# Given instruction
Copy down every line where the string "laccolithic" shows up.

# Listed records
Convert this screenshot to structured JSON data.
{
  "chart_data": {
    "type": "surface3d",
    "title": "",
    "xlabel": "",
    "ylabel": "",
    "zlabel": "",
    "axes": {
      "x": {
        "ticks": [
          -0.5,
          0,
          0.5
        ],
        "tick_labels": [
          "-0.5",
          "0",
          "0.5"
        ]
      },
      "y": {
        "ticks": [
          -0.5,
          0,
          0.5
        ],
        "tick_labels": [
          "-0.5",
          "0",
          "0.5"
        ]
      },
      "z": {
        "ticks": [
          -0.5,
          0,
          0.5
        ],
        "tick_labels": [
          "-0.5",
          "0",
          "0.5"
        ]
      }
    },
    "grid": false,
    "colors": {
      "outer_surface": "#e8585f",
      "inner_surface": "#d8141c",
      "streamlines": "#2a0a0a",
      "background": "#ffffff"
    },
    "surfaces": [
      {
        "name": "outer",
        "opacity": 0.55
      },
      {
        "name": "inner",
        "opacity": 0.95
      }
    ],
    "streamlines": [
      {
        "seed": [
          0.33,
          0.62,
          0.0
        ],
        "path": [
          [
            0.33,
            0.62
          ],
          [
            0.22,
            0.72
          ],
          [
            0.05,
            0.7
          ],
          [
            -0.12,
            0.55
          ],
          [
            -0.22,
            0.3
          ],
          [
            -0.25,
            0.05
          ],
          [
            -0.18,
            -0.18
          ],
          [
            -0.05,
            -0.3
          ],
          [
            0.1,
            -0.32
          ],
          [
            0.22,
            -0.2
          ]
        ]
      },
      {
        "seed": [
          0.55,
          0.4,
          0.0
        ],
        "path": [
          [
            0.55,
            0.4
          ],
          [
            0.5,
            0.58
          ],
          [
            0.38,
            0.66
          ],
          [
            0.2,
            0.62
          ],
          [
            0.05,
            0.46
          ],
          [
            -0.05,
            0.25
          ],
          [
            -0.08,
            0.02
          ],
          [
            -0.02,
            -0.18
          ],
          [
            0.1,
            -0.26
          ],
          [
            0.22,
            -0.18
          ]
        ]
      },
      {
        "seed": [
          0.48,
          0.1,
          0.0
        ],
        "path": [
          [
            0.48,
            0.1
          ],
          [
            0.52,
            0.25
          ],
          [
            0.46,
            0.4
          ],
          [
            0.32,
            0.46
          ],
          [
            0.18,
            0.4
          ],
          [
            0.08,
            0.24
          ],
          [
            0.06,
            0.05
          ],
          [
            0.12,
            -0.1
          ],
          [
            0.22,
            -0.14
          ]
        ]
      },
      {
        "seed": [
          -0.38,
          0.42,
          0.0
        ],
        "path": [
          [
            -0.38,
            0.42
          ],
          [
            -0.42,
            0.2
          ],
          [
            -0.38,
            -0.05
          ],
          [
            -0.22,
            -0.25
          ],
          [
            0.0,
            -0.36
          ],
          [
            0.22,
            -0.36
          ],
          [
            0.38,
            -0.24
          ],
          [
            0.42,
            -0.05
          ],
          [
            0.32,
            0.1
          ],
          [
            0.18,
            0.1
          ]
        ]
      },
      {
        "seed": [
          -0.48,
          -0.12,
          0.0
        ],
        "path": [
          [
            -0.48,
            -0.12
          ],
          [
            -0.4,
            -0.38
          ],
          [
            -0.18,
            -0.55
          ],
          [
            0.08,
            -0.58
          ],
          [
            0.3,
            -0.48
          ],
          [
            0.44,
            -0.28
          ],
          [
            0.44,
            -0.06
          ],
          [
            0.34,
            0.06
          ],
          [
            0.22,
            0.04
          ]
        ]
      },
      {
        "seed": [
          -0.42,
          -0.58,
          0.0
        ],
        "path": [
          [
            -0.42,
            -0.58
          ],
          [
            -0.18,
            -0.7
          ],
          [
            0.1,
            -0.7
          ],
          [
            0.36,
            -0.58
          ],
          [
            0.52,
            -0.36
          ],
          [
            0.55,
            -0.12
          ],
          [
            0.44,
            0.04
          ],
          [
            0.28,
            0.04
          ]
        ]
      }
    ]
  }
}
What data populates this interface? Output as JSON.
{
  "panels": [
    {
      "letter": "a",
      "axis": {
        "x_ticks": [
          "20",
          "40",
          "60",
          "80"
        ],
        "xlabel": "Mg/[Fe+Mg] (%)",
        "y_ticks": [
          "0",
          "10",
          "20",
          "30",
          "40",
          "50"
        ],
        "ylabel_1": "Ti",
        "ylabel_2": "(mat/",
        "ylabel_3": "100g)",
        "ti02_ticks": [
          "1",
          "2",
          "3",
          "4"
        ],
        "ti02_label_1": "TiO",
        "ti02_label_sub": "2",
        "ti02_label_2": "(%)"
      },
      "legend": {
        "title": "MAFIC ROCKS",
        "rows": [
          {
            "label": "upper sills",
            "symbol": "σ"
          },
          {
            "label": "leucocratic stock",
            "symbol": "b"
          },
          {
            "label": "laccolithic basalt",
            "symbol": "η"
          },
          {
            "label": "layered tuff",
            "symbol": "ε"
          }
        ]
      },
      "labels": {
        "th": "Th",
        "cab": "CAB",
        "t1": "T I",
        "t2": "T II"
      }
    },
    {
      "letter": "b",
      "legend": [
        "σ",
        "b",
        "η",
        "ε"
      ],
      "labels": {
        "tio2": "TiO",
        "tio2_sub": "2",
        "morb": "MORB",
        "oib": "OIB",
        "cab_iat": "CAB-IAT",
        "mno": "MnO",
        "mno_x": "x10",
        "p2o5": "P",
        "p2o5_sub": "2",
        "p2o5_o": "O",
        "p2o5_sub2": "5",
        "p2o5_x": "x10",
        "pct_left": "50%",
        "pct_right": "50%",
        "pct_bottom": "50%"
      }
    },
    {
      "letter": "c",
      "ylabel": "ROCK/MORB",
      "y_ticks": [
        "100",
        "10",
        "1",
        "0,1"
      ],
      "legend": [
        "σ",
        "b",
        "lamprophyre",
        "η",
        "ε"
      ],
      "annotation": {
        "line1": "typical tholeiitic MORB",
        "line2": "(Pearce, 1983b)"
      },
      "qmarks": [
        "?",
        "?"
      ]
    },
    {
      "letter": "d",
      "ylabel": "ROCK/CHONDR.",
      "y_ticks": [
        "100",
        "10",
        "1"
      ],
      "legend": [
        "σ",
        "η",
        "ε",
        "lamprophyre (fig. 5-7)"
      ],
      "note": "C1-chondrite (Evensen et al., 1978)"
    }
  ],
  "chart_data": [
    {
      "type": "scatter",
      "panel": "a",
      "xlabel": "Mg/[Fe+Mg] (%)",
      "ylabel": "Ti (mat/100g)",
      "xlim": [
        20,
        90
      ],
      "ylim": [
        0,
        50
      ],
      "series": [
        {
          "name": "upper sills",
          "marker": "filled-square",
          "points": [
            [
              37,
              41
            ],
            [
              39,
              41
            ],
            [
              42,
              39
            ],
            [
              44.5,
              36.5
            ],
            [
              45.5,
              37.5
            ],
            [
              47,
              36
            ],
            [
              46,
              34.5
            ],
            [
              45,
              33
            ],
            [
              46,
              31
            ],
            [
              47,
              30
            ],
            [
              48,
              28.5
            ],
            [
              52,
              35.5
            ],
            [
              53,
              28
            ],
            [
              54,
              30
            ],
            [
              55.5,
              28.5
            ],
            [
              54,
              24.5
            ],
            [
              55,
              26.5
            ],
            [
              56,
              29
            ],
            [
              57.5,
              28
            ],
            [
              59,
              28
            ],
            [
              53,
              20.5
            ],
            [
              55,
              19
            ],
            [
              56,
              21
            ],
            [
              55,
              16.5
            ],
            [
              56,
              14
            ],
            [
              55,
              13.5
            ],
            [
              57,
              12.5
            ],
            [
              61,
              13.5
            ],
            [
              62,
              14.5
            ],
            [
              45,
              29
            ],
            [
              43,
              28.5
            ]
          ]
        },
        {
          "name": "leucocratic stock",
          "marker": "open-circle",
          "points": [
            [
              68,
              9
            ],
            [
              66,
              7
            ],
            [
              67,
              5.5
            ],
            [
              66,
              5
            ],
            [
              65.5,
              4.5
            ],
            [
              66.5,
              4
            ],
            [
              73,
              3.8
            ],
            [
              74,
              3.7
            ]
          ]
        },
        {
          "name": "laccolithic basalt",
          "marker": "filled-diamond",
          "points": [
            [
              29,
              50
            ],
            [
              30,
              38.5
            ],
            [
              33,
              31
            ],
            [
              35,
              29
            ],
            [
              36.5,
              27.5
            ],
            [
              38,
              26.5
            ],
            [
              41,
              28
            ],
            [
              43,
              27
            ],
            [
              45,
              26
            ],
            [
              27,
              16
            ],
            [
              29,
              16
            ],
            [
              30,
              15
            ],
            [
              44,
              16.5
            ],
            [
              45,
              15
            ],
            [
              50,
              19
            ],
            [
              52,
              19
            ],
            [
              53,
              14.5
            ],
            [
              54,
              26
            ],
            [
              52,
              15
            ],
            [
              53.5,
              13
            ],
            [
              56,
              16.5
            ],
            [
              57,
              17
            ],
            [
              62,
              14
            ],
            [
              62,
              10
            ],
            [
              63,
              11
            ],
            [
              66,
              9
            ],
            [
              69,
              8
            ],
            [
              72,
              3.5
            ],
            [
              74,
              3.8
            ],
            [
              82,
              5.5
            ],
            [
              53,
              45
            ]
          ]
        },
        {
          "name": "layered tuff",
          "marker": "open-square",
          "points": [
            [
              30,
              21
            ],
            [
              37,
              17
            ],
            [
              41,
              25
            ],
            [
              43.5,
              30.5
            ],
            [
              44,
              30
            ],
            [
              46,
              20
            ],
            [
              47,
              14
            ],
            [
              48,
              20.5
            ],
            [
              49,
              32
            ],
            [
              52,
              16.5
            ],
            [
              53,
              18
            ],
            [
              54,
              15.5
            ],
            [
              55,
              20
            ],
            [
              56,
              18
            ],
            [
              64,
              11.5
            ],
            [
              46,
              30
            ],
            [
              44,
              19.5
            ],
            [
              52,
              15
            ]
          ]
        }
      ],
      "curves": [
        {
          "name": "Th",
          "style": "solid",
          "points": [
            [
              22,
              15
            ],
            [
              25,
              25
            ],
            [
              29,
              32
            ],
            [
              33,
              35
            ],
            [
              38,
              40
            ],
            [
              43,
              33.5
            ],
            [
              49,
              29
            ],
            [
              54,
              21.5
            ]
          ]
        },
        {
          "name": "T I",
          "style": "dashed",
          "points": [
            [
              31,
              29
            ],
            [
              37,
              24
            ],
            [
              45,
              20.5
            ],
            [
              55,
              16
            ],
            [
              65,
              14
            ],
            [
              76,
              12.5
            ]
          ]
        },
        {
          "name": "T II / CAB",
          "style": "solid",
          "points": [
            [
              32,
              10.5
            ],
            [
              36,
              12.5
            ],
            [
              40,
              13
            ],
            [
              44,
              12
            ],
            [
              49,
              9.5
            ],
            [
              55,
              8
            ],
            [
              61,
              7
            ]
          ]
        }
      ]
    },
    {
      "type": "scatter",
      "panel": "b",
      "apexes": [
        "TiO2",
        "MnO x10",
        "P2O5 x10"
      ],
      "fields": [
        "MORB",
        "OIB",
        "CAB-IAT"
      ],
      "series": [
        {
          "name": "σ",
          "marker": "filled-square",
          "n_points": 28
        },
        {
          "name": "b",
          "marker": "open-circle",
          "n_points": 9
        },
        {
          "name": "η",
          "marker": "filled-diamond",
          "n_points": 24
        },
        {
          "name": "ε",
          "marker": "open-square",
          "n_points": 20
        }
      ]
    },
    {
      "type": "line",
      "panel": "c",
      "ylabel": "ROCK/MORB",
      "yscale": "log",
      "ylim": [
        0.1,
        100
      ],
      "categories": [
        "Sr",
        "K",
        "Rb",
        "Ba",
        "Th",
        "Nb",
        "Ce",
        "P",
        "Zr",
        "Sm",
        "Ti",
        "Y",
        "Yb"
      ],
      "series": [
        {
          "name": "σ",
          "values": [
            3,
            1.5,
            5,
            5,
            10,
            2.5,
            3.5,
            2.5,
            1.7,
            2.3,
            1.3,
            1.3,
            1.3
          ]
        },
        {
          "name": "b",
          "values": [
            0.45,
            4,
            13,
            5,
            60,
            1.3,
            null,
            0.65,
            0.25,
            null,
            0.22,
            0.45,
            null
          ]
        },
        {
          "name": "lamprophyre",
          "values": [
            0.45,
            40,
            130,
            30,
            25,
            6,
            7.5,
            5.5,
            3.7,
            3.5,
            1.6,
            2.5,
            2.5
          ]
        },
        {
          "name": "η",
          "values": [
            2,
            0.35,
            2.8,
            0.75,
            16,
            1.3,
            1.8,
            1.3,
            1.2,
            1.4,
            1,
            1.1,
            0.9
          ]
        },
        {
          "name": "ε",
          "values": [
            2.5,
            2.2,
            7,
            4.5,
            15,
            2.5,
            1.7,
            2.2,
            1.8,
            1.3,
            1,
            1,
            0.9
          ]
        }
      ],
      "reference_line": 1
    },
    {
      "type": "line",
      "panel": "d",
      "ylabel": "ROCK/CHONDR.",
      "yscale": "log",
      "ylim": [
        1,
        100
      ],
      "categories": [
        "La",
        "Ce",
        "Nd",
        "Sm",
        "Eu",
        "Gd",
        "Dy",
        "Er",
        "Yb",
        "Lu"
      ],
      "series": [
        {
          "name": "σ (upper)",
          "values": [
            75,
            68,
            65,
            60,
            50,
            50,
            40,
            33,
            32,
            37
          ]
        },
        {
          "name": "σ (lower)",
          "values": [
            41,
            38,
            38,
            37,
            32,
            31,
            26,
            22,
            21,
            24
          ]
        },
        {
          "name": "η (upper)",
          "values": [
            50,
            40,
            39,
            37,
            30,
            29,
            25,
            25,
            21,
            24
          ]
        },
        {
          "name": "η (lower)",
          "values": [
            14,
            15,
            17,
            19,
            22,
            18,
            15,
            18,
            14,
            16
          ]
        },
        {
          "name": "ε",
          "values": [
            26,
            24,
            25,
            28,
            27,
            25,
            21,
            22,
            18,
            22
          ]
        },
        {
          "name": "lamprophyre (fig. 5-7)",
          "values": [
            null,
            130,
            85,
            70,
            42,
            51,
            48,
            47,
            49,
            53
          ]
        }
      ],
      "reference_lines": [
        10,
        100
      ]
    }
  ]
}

# Output below
            "label": "laccolithic basalt",
          "name": "laccolithic basalt",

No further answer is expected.